Given exercise => Only a number is required: how many lines of the material contain the word "name"?

+ + + + +

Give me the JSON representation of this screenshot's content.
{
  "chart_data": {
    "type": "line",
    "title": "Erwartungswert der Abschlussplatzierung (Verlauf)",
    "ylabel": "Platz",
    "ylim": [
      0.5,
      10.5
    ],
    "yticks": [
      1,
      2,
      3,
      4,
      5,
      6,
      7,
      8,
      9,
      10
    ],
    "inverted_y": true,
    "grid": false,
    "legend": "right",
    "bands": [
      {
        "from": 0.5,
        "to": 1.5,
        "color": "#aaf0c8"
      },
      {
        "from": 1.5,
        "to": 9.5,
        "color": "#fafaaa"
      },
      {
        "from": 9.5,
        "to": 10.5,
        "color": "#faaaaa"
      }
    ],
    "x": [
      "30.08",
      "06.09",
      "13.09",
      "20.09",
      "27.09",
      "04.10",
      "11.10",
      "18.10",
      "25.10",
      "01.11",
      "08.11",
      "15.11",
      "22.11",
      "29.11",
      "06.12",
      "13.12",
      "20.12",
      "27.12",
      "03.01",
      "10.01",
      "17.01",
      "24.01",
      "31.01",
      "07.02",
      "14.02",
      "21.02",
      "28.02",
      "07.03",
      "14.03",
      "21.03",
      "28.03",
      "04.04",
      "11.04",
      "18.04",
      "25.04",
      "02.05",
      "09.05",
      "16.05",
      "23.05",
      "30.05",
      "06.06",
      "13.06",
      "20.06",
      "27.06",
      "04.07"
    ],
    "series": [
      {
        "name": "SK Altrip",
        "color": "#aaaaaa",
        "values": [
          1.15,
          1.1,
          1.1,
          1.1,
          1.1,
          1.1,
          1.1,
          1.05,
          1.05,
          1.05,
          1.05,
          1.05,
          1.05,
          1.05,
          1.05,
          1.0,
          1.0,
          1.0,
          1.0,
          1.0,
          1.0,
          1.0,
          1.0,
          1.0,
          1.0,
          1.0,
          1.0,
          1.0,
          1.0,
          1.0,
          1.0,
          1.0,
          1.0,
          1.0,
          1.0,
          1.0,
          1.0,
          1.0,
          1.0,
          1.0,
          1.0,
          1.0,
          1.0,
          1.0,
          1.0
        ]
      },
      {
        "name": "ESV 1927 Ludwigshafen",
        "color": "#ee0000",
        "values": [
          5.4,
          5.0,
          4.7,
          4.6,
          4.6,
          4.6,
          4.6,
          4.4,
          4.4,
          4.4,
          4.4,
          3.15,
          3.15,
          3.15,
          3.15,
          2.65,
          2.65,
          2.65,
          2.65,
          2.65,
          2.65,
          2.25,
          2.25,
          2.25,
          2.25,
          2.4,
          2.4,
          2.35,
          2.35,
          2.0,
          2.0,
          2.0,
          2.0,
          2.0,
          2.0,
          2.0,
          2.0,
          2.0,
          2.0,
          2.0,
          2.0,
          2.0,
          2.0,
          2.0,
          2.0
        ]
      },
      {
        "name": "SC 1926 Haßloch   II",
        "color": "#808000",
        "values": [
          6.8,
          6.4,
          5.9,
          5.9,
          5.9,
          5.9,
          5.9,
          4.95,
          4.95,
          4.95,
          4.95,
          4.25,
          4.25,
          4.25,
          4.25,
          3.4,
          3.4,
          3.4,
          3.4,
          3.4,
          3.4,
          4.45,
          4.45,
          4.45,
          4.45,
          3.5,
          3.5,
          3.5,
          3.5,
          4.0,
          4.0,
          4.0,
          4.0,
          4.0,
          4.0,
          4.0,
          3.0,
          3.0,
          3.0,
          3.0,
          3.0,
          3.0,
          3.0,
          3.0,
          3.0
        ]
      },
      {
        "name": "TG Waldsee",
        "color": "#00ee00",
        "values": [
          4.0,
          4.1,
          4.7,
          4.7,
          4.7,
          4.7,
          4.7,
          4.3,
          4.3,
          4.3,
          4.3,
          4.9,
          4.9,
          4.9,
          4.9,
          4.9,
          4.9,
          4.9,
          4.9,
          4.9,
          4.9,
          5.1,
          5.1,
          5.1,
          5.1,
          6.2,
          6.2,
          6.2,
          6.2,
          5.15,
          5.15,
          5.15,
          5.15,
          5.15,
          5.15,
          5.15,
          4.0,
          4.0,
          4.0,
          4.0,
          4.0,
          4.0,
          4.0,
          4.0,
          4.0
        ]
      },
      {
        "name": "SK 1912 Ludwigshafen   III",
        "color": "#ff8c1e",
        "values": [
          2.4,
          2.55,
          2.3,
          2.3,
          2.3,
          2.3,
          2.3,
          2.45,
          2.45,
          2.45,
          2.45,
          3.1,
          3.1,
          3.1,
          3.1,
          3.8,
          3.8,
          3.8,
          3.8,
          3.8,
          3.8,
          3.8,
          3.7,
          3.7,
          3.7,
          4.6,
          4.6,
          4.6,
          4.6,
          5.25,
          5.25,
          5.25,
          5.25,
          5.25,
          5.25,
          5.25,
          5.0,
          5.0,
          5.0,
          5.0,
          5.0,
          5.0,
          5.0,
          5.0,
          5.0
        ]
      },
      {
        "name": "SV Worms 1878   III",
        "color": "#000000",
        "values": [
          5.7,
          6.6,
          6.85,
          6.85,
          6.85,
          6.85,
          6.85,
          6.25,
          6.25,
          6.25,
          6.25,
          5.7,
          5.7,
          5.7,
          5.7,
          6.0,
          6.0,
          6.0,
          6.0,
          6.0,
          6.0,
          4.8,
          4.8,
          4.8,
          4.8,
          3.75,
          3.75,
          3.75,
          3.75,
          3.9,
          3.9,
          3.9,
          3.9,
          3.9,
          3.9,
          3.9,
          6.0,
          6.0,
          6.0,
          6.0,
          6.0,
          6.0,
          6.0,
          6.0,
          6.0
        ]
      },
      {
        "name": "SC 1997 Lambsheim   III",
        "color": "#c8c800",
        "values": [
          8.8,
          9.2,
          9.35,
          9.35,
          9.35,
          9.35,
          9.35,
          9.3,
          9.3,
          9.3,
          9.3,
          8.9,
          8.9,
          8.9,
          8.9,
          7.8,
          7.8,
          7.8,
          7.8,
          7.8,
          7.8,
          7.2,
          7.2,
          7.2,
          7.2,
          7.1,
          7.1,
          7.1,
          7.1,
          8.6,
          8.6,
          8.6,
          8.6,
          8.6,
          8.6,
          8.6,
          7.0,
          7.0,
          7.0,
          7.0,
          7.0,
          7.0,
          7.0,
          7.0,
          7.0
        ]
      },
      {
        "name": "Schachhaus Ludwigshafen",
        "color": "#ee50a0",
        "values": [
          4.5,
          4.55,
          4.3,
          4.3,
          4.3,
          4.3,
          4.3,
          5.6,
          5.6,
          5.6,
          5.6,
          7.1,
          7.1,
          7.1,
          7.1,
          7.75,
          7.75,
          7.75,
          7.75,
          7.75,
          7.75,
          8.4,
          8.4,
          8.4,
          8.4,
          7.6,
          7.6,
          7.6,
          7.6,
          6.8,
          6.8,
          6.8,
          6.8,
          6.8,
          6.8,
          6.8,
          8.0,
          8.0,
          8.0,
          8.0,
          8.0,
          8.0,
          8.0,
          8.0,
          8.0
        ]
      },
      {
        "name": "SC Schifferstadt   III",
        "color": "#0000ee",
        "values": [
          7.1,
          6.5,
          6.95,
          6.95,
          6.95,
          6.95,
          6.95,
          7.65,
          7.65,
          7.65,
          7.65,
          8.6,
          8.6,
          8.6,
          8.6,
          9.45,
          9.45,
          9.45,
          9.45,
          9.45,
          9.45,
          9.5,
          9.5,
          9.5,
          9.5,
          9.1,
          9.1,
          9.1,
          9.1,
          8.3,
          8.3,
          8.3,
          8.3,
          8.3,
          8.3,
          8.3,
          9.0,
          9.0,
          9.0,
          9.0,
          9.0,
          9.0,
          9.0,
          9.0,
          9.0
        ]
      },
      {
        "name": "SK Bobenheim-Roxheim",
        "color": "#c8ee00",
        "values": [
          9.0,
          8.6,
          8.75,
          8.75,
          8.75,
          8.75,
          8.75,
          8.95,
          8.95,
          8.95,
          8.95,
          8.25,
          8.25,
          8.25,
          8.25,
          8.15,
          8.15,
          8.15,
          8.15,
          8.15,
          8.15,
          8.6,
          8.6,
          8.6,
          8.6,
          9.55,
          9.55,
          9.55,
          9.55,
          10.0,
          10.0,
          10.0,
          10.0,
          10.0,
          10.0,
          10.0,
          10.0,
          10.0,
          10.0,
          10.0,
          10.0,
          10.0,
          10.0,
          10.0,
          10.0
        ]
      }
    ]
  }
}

+ + + + +

The solution => 10